Job
Give every line from the entries that contains "being".

Supplied entries
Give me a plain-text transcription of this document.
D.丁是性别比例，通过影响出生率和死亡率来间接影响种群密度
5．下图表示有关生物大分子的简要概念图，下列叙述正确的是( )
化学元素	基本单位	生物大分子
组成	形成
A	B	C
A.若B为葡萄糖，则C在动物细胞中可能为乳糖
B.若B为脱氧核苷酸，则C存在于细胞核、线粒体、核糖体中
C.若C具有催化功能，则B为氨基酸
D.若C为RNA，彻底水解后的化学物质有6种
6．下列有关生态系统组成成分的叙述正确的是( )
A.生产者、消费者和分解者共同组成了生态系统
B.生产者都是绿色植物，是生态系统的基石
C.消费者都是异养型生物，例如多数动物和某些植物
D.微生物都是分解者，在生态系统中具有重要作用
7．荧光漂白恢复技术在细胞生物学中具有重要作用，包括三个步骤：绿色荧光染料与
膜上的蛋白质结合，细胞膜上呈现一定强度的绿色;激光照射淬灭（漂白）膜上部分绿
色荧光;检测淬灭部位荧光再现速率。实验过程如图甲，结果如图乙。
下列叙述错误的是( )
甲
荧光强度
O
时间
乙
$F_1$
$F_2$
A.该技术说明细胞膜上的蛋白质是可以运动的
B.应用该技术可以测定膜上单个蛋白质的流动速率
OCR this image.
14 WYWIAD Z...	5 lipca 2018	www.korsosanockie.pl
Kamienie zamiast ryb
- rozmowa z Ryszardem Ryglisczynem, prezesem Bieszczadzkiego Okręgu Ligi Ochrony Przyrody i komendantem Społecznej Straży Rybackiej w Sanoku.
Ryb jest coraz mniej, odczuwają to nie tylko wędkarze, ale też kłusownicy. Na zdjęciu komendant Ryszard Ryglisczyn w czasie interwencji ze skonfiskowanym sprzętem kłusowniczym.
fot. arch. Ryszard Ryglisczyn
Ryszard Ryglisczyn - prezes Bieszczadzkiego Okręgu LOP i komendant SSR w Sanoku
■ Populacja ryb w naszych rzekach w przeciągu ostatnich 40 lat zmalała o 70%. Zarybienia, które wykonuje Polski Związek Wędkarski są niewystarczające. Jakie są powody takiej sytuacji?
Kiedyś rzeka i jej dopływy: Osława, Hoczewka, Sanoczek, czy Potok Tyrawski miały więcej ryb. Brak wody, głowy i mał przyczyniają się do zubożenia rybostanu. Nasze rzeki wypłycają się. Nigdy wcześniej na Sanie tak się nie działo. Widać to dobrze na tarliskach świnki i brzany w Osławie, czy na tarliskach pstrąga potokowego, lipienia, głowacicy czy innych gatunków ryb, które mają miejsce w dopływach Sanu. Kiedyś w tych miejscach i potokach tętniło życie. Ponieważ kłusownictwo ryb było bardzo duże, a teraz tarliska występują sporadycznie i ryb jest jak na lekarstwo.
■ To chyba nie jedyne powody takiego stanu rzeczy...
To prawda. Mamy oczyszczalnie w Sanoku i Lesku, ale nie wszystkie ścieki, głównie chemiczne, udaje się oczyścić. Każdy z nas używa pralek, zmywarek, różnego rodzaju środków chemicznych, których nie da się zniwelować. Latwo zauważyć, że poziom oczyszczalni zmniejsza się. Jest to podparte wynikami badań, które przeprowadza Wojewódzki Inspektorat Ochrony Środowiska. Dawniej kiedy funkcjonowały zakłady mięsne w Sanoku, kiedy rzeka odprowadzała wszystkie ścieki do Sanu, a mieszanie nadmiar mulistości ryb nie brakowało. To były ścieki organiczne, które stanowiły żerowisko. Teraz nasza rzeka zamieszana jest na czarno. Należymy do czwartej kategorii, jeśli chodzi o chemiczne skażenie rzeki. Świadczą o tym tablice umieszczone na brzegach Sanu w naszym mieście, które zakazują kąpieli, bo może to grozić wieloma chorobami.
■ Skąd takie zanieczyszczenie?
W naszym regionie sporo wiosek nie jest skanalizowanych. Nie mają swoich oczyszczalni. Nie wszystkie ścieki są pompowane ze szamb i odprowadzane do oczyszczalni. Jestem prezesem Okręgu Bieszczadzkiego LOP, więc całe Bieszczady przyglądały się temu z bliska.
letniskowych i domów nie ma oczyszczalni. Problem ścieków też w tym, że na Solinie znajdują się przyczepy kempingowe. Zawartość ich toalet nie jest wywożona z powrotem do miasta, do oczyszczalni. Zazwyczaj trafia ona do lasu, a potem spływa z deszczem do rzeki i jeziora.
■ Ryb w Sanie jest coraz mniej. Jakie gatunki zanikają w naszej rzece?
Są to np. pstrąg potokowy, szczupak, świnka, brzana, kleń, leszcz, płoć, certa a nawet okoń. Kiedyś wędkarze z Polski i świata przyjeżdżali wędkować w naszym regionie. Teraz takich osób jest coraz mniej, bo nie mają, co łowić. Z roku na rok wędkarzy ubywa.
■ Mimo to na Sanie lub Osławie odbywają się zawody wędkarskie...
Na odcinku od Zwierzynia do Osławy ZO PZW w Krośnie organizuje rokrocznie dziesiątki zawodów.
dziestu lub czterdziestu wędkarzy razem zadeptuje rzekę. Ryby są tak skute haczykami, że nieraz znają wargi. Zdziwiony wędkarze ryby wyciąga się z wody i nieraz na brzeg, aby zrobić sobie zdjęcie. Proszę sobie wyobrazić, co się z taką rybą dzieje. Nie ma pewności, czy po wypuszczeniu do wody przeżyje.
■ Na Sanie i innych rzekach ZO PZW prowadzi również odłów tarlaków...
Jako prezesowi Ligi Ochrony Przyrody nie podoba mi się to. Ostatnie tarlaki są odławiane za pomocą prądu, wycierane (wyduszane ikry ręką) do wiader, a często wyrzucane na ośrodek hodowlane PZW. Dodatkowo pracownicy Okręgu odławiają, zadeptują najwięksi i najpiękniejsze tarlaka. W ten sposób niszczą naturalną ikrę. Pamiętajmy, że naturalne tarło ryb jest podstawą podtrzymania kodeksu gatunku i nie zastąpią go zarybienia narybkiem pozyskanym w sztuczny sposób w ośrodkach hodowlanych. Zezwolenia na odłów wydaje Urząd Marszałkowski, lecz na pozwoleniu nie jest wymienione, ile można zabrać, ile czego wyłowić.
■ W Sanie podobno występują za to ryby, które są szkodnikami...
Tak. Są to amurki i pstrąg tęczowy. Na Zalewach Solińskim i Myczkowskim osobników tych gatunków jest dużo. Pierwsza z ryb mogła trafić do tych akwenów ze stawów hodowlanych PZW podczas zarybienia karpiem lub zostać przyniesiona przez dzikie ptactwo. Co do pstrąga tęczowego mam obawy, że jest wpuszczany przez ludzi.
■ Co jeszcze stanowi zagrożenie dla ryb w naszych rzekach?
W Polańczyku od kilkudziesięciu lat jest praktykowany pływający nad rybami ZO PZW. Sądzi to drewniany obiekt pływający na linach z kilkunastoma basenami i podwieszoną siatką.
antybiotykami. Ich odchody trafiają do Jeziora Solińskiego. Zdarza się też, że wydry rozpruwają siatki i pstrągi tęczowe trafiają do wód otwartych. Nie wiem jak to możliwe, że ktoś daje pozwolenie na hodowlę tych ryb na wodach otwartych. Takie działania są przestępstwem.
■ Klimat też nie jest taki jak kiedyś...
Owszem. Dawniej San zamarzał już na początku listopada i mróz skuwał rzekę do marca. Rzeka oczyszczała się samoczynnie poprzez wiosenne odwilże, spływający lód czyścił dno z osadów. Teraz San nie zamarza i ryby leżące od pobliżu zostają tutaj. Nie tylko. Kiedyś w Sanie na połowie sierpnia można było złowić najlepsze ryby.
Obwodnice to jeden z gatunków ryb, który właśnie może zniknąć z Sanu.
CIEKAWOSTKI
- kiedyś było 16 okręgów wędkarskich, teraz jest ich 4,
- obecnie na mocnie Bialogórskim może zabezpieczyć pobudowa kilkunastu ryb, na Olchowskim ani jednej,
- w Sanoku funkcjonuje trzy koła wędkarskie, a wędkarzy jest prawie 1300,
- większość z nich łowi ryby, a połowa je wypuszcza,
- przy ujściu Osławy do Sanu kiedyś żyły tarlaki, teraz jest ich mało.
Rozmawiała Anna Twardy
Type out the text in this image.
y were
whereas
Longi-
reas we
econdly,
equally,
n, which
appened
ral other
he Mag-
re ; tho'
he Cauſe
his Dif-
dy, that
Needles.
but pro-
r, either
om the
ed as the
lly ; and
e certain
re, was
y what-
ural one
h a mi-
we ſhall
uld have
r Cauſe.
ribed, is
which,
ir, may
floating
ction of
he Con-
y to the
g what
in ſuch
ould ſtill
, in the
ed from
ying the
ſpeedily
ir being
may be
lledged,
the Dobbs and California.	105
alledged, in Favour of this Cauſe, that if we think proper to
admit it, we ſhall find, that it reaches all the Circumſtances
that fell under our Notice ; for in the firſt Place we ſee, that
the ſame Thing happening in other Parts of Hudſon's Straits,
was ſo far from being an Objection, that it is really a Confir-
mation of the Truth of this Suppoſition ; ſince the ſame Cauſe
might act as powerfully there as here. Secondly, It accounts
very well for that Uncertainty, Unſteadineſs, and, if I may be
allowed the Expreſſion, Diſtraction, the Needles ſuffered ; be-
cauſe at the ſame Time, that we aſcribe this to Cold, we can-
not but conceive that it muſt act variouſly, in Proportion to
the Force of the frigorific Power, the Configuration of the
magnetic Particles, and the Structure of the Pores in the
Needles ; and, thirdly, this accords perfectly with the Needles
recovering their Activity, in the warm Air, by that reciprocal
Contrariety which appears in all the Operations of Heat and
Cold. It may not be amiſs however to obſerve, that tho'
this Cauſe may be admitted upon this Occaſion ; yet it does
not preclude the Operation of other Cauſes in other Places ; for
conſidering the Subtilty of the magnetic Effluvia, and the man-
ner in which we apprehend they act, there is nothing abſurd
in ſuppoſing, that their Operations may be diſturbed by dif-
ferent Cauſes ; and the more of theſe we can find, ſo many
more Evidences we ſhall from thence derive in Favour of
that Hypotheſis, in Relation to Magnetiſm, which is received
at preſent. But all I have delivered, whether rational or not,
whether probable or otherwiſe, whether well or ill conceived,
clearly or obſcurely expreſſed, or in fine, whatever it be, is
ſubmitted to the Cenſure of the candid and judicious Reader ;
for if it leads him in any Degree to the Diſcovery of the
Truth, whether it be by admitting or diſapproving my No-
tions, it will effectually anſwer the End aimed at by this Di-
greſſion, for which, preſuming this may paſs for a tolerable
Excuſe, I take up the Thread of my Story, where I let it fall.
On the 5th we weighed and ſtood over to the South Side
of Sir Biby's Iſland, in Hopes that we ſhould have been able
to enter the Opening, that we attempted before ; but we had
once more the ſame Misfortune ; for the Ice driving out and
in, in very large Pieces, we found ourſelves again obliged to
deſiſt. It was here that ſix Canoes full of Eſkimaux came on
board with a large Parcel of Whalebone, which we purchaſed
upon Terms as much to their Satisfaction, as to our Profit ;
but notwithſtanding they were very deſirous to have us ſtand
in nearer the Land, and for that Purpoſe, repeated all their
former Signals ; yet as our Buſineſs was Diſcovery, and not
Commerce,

Solution for this exercise
ir being
was ſo far from being an Objection, that it is really a Confir-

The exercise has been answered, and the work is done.